GOAL OF THE EXERCISE: Note each line where "Druck" appears, and copy it.

*-*-*

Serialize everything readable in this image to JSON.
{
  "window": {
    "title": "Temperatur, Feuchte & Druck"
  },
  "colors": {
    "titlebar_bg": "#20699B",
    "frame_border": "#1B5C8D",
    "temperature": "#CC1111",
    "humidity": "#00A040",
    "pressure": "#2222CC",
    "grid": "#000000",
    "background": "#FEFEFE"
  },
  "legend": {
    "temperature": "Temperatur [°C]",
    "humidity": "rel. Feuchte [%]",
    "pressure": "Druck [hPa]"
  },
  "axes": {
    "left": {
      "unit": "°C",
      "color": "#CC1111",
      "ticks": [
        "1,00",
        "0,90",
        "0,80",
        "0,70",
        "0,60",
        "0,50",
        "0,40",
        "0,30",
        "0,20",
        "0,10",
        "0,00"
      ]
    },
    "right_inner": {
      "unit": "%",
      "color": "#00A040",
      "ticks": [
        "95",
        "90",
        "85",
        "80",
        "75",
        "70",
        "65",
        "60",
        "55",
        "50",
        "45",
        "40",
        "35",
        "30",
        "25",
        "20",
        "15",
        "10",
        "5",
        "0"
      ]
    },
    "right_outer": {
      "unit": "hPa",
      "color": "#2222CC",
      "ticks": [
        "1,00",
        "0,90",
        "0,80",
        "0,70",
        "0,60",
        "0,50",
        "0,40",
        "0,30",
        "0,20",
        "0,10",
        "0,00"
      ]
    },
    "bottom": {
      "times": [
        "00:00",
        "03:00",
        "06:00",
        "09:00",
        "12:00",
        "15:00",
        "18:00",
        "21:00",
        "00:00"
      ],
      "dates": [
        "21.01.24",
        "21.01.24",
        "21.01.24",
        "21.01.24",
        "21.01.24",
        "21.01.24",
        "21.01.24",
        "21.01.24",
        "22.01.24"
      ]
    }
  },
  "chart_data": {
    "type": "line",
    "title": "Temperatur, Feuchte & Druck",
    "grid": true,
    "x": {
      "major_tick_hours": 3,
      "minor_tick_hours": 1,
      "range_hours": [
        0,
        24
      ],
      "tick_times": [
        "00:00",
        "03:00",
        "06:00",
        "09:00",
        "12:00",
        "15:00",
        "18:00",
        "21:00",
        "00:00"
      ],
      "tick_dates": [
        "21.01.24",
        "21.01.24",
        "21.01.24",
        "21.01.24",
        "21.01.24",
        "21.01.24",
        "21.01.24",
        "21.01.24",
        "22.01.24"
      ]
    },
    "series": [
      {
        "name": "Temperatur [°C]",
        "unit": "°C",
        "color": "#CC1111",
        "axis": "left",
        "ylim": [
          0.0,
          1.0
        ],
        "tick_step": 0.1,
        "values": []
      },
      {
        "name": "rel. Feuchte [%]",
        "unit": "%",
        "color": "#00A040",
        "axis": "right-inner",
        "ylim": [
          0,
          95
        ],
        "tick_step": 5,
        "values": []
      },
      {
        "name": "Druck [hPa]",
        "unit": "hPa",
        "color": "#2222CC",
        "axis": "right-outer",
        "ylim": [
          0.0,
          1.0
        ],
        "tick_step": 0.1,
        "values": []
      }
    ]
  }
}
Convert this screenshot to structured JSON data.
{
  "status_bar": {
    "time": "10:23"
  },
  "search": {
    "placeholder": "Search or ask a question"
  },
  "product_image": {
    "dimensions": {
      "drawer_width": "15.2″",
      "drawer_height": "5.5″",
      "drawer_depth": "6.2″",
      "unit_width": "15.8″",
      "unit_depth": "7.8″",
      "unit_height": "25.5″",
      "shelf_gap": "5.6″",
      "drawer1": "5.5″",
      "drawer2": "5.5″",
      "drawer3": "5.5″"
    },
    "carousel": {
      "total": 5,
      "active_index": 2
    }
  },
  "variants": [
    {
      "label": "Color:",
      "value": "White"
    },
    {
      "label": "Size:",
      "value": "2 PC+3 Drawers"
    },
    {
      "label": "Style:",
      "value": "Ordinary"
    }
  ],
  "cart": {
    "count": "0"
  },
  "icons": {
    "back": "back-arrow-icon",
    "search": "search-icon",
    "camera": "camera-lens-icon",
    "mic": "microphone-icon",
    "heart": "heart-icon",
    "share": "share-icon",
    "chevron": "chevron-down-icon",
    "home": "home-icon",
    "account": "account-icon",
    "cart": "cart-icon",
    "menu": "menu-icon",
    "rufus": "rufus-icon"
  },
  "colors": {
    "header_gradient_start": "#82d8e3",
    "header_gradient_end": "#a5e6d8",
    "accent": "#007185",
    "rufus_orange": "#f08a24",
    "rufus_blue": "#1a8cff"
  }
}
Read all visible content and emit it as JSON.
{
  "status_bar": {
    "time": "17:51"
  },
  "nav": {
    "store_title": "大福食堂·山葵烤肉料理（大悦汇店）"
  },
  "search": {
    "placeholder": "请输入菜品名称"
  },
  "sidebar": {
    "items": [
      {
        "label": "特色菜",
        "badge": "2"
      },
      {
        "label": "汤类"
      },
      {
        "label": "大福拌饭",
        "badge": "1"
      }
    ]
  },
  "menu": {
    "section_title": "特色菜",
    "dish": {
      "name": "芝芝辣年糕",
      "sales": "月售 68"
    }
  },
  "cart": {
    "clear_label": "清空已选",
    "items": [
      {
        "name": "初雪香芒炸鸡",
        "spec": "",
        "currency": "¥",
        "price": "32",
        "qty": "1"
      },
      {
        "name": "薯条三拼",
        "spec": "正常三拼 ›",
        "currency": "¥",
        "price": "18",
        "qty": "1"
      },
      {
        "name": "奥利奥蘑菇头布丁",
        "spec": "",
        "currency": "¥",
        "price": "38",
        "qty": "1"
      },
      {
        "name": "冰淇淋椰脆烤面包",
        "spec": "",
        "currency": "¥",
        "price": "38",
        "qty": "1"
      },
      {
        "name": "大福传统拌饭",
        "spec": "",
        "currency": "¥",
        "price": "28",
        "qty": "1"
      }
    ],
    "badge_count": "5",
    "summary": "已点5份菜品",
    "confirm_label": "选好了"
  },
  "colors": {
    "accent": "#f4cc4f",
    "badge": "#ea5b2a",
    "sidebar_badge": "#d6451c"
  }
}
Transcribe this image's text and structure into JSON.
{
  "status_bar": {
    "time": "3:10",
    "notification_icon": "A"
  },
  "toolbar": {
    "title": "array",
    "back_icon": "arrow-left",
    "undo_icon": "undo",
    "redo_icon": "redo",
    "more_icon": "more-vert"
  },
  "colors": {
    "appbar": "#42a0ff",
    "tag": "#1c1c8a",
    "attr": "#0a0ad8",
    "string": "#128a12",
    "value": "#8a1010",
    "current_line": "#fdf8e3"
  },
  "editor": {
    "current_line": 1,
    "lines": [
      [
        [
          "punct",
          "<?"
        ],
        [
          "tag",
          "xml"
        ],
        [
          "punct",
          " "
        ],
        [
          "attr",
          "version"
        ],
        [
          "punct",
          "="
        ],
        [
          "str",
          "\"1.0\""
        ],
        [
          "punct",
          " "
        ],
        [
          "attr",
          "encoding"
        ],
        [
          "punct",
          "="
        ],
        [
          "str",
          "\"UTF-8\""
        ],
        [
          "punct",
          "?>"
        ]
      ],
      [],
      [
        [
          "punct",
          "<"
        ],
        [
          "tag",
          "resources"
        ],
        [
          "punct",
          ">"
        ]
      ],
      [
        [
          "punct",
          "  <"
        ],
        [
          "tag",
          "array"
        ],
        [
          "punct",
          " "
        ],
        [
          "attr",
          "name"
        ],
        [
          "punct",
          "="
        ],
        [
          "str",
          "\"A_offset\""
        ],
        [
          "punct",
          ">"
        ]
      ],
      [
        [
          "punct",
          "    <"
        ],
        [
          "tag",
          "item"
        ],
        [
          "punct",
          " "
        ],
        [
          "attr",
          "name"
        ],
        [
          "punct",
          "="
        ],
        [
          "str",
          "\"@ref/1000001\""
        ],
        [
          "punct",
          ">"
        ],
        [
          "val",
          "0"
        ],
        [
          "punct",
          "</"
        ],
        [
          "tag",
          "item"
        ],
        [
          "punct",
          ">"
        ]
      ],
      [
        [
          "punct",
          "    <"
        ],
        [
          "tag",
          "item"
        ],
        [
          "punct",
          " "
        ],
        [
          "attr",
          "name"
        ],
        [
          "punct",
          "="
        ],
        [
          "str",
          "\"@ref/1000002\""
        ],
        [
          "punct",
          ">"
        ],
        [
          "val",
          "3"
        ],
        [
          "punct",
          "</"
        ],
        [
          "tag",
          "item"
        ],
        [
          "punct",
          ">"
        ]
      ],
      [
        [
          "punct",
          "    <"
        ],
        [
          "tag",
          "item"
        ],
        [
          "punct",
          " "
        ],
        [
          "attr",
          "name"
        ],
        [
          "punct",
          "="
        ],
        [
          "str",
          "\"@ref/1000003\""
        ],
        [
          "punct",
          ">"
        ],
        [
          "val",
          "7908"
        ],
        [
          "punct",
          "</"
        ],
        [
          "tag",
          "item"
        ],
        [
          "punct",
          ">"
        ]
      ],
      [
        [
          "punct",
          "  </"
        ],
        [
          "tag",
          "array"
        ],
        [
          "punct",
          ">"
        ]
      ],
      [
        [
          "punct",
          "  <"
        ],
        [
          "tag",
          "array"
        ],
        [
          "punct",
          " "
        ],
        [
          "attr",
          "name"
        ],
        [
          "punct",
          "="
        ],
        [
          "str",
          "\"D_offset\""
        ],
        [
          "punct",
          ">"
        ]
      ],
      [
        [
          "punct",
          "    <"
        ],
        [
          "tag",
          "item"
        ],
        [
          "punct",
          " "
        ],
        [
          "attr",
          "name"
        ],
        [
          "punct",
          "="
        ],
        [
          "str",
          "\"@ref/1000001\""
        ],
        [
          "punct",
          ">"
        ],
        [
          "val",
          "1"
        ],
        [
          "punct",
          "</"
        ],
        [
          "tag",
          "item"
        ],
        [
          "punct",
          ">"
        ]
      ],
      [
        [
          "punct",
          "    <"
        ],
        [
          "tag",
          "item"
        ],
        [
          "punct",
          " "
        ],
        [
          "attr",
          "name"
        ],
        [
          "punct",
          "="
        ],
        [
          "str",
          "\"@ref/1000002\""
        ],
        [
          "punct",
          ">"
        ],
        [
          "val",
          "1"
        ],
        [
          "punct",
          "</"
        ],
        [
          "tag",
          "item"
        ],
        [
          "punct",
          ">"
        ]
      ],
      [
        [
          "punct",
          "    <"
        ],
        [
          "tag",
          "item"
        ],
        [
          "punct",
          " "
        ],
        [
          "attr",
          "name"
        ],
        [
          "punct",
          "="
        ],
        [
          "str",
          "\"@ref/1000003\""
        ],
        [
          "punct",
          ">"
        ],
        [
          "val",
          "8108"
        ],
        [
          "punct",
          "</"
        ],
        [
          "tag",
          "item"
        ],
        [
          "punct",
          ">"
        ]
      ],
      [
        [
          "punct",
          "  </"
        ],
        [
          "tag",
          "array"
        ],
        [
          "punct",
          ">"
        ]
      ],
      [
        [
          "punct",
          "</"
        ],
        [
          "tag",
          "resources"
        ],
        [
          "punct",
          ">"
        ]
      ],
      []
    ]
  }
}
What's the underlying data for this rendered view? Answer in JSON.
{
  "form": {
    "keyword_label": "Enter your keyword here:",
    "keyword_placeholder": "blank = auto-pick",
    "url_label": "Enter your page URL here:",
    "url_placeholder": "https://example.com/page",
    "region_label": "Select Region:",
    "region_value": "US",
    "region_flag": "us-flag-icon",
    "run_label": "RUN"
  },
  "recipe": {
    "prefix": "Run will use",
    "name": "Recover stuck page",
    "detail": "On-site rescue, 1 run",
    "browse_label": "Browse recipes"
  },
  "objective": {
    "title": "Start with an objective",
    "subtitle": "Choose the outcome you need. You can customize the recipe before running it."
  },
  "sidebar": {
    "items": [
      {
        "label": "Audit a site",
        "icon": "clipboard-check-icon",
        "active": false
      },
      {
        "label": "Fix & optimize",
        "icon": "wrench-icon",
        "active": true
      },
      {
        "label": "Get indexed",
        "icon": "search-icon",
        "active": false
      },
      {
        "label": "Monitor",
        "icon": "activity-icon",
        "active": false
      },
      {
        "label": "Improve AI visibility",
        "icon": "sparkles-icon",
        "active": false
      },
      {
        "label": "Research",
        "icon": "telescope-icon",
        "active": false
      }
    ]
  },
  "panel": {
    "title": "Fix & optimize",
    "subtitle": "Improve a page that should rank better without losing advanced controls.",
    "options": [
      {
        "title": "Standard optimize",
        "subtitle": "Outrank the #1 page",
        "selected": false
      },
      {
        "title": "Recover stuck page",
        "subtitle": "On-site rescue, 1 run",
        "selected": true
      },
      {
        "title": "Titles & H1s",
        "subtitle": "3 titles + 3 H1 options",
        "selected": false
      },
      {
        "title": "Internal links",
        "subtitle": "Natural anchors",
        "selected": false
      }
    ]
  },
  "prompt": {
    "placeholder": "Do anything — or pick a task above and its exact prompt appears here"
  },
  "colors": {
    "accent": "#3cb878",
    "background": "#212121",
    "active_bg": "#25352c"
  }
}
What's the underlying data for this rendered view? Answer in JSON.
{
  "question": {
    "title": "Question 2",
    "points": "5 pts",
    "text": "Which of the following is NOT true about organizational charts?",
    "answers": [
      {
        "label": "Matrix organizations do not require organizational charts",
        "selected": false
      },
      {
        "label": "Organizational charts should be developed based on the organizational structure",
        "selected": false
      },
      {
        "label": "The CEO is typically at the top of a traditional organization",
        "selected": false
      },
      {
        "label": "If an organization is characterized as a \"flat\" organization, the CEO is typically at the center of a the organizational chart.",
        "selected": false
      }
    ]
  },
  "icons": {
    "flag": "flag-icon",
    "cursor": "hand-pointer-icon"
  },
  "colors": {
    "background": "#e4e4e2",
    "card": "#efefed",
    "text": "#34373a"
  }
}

*-*-*

EXERCISE SOLUTION:
    "title": "Temperatur, Feuchte & Druck"
    "pressure": "Druck [hPa]"
    "title": "Temperatur, Feuchte & Druck",
        "name": "Druck [hPa]",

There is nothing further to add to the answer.